Entries from a dataset
————

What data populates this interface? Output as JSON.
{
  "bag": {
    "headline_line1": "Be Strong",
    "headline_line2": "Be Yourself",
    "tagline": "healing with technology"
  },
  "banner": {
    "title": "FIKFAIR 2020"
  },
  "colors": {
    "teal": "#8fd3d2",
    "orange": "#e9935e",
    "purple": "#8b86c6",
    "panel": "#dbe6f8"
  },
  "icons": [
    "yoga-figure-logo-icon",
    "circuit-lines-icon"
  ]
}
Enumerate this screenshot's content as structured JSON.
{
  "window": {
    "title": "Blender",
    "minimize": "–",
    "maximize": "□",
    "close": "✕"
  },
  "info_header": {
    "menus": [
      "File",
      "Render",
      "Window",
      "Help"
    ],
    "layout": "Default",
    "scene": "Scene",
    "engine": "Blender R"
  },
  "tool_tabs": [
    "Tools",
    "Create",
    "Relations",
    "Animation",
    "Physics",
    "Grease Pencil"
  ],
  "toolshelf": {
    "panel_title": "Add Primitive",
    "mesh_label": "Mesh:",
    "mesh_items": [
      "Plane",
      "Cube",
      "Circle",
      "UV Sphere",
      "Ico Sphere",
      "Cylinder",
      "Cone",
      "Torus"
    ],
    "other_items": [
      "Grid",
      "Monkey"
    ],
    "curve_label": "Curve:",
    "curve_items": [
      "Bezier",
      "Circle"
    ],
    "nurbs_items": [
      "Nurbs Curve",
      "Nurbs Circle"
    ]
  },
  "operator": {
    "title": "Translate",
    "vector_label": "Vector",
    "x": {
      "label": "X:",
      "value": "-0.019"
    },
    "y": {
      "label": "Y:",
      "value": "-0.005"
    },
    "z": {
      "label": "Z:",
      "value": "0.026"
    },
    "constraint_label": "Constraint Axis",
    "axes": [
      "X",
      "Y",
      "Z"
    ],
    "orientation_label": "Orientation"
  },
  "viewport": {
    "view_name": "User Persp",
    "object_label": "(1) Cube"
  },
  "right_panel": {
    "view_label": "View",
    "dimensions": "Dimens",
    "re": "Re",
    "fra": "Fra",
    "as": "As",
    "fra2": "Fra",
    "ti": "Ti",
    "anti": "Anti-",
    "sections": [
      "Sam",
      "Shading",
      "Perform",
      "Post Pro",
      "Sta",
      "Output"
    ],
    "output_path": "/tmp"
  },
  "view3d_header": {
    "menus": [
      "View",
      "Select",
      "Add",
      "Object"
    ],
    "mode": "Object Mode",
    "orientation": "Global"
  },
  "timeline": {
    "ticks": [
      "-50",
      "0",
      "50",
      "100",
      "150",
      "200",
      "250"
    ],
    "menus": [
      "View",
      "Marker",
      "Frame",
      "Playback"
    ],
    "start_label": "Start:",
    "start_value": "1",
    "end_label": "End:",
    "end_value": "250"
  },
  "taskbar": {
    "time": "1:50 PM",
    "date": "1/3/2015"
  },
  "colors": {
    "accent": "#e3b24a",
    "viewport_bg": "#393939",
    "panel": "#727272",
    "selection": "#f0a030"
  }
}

————

Exercise brief:
Your task is to transcribe the listing above in full, exactly as given.

Answer to the exercise:
What data populates this interface? Output as JSON.
{
  "bag": {
    "headline_line1": "Be Strong",
    "headline_line2": "Be Yourself",
    "tagline": "healing with technology"
  },
  "banner": {
    "title": "FIKFAIR 2020"
  },
  "colors": {
    "teal": "#8fd3d2",
    "orange": "#e9935e",
    "purple": "#8b86c6",
    "panel": "#dbe6f8"
  },
  "icons": [
    "yoga-figure-logo-icon",
    "circuit-lines-icon"
  ]
}
Enumerate this screenshot's content as structured JSON.
{
  "window": {
    "title": "Blender",
    "minimize": "–",
    "maximize": "□",
    "close": "✕"
  },
  "info_header": {
    "menus": [
      "File",
      "Render",
      "Window",
      "Help"
    ],
    "layout": "Default",
    "scene": "Scene",
    "engine": "Blender R"
  },
  "tool_tabs": [
    "Tools",
    "Create",
    "Relations",
    "Animation",
    "Physics",
    "Grease Pencil"
  ],
  "toolshelf": {
    "panel_title": "Add Primitive",
    "mesh_label": "Mesh:",
    "mesh_items": [
      "Plane",
      "Cube",
      "Circle",
      "UV Sphere",
      "Ico Sphere",
      "Cylinder",
      "Cone",
      "Torus"
    ],
    "other_items": [
      "Grid",
      "Monkey"
    ],
    "curve_label": "Curve:",
    "curve_items": [
      "Bezier",
      "Circle"
    ],
    "nurbs_items": [
      "Nurbs Curve",
      "Nurbs Circle"
    ]
  },
  "operator": {
    "title": "Translate",
    "vector_label": "Vector",
    "x": {
      "label": "X:",
      "value": "-0.019"
    },
    "y": {
      "label": "Y:",
      "value": "-0.005"
    },
    "z": {
      "label": "Z:",
      "value": "0.026"
    },
    "constraint_label": "Constraint Axis",
    "axes": [
      "X",
      "Y",
      "Z"
    ],
    "orientation_label": "Orientation"
  },
  "viewport": {
    "view_name": "User Persp",
    "object_label": "(1) Cube"
  },
  "right_panel": {
    "view_label": "View",
    "dimensions": "Dimens",
    "re": "Re",
    "fra": "Fra",
    "as": "As",
    "fra2": "Fra",
    "ti": "Ti",
    "anti": "Anti-",
    "sections": [
      "Sam",
      "Shading",
      "Perform",
      "Post Pro",
      "Sta",
      "Output"
    ],
    "output_path": "/tmp"
  },
  "view3d_header": {
    "menus": [
      "View",
      "Select",
      "Add",
      "Object"
    ],
    "mode": "Object Mode",
    "orientation": "Global"
  },
  "timeline": {
    "ticks": [
      "-50",
      "0",
      "50",
      "100",
      "150",
      "200",
      "250"
    ],
    "menus": [
      "View",
      "Marker",
      "Frame",
      "Playback"
    ],
    "start_label": "Start:",
    "start_value": "1",
    "end_label": "End:",
    "end_value": "250"
  },
  "taskbar": {
    "time": "1:50 PM",
    "date": "1/3/2015"
  },
  "colors": {
    "accent": "#e3b24a",
    "viewport_bg": "#393939",
    "panel": "#727272",
    "selection": "#f0a030"
  }
}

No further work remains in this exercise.